__Exercise details__: Copy out again, unchanged, every line of the items from the one containing "table-row: Kích thước lỗ TD" to the one containing "header-note-2: Ghi chú", inclusive.

Rows taken from a layout dataset
——
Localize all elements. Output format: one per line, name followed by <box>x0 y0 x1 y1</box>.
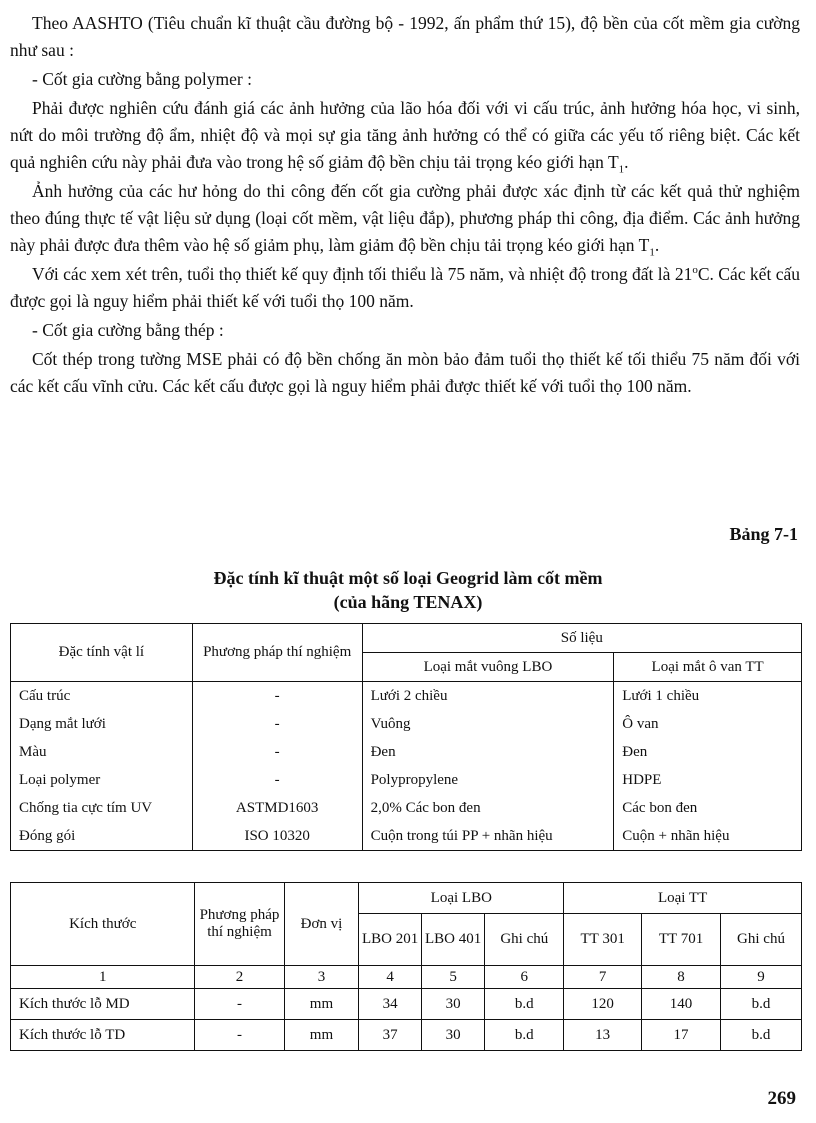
table-row: Kích thước lỗ TD - mm 37 30 b.d 13 17 b.d <box>11 1020 802 1051</box>
header-lbo-group: Loại LBO <box>359 883 564 914</box>
header-physical-property: Đặc tính vật lí <box>11 624 193 682</box>
geogrid-properties-table <box>10 623 802 851</box>
body-text <box>10 10 800 402</box>
header-lbo401: LBO 401 <box>421 914 485 966</box>
paragraph-construction-damage: Ảnh hưởng của các hư hỏng do thi công đến cốt gia cường phải được xác định từ các kết quả thử nghiệm theo đúng thực tế vật liệu sử dụng (loại cốt mềm, vật liệu đắp), phương pháp thi công, địa điểm. Các ảnh hưởng này phải được đưa thêm vào hệ số giảm phụ, làm giảm độ bền chịu tải trọng kéo giới hạn $T_1$. <box>10 181 800 259</box>
header-lbo-type: Loại mắt vuông LBO <box>362 653 614 682</box>
table-row: Cấu trúc - Lưới 2 chiều Lưới 1 chiều <box>11 682 802 711</box>
table-title <box>0 566 816 614</box>
table-title-line2: (của hãng TENAX) <box>333 592 483 612</box>
table-row: Dạng mắt lưới - Vuông Ô van <box>11 710 802 738</box>
column-number-row: 1 2 3 4 5 6 7 8 9 <box>11 966 802 989</box>
header-data: Số liệu <box>362 624 801 653</box>
paragraph-polymer-heading: - Cốt gia cường bằng polymer : <box>32 69 252 89</box>
header-size: Kích thước <box>11 883 195 966</box>
header-tt301: TT 301 <box>564 914 642 966</box>
table-row: Kích thước lỗ MD - mm 34 30 b.d 120 140 b.d <box>11 989 802 1020</box>
header-tt-group: Loại TT <box>564 883 802 914</box>
table-title-line1: Đặc tính kĩ thuật một số loại Geogrid làm cốt mềm <box>213 568 603 588</box>
paragraph-steel-heading: - Cốt gia cường bằng thép : <box>32 320 224 340</box>
header-note-1: Ghi chú <box>485 914 564 966</box>
header-unit: Đơn vị <box>284 883 359 966</box>
header-tt-type: Loại mắt ô van TT <box>614 653 802 682</box>
header-note-2: Ghi chú <box>721 914 802 966</box>
paragraph-steel: Cốt thép trong tường MSE phải có độ bền chống ăn mòn bảo đảm tuổi thọ thiết kế tối thiểu 75 năm đối với các kết cấu vĩnh cửu. Các kết cấu được gọi là nguy hiểm phải được thiết kế với tuổi thọ 100 năm. <box>10 349 800 396</box>
header-tt701: TT 701 <box>642 914 721 966</box>
geogrid-dimensions-table <box>10 882 802 1051</box>
paragraph-design-life: Với các xem xét trên, tuổi thọ thiết kế quy định tối thiểu là 75 năm, và nhiệt độ trong đất là 21$^o$C. Các kết cấu được gọi là nguy hiểm phải thiết kế với tuổi thọ 100 năm. <box>10 264 800 311</box>
table-label: Bảng 7-1 <box>729 524 798 544</box>
paragraph-polymer-aging: Phải được nghiên cứu đánh giá các ảnh hưởng của lão hóa đối với vi cấu trúc, ảnh hưởng hóa học, vi sinh, nứt do môi trường độ ẩm, nhiệt độ và mọi sự gia tăng ảnh hưởng có thể có giữa các yếu tố riêng biệt. Các kết quả nghiên cứu này phải đưa vào trong hệ số giảm độ bền chịu tải trọng kéo giới hạn $T_1$. <box>10 98 800 176</box>
header-test-method: Phương pháp thí nghiệm <box>192 624 362 682</box>
table-row: Chống tia cực tím UV ASTMD1603 2,0% Các bon đen Các bon đen <box>11 794 802 822</box>
header-lbo201: LBO 201 <box>359 914 422 966</box>
table-row: Loại polymer - Polypropylene HDPE <box>11 766 802 794</box>
page-number: 269 <box>767 1088 796 1109</box>
paragraph-intro: Theo AASHTO (Tiêu chuẩn kĩ thuật cầu đường bộ - 1992, ấn phẩm thứ 15), độ bền của cốt mềm gia cường như sau : <box>10 13 800 60</box>
header-method: Phương pháp thí nghiệm <box>195 883 284 966</box>
table-row: Màu - Đen Đen <box>11 738 802 766</box>
table-row: Đóng gói ISO 10320 Cuộn trong túi PP + nhãn hiệu Cuộn + nhãn hiệu <box>11 822 802 851</box>
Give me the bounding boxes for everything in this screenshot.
——
__Final result__:
table-row: Kích thước lỗ TD - mm 37 30 b.d 13 17 b.d <box>11 1020 802 1051</box>
header-lbo-group: Loại LBO <box>359 883 564 914</box>
header-physical-property: Đặc tính vật lí <box>11 624 193 682</box>
geogrid-properties-table <box>10 623 802 851</box>
body-text <box>10 10 800 402</box>
header-lbo401: LBO 401 <box>421 914 485 966</box>
paragraph-construction-damage: Ảnh hưởng của các hư hỏng do thi công đến cốt gia cường phải được xác định từ các kết quả thử nghiệm theo đúng thực tế vật liệu sử dụng (loại cốt mềm, vật liệu đắp), phương pháp thi công, địa điểm. Các ảnh hưởng này phải được đưa thêm vào hệ số giảm phụ, làm giảm độ bền chịu tải trọng kéo giới hạn $T_1$. <box>10 181 800 259</box>
header-lbo-type: Loại mắt vuông LBO <box>362 653 614 682</box>
table-row: Cấu trúc - Lưới 2 chiều Lưới 1 chiều <box>11 682 802 711</box>
table-title <box>0 566 816 614</box>
table-title-line2: (của hãng TENAX) <box>333 592 483 612</box>
table-row: Dạng mắt lưới - Vuông Ô van <box>11 710 802 738</box>
column-number-row: 1 2 3 4 5 6 7 8 9 <box>11 966 802 989</box>
header-data: Số liệu <box>362 624 801 653</box>
paragraph-polymer-heading: - Cốt gia cường bằng polymer : <box>32 69 252 89</box>
header-size: Kích thước <box>11 883 195 966</box>
header-tt301: TT 301 <box>564 914 642 966</box>
table-row: Kích thước lỗ MD - mm 34 30 b.d 120 140 b.d <box>11 989 802 1020</box>
header-tt-group: Loại TT <box>564 883 802 914</box>
table-title-line1: Đặc tính kĩ thuật một số loại Geogrid làm cốt mềm <box>213 568 603 588</box>
paragraph-steel-heading: - Cốt gia cường bằng thép : <box>32 320 224 340</box>
header-note-1: Ghi chú <box>485 914 564 966</box>
header-unit: Đơn vị <box>284 883 359 966</box>
header-tt-type: Loại mắt ô van TT <box>614 653 802 682</box>
header-note-2: Ghi chú <box>721 914 802 966</box>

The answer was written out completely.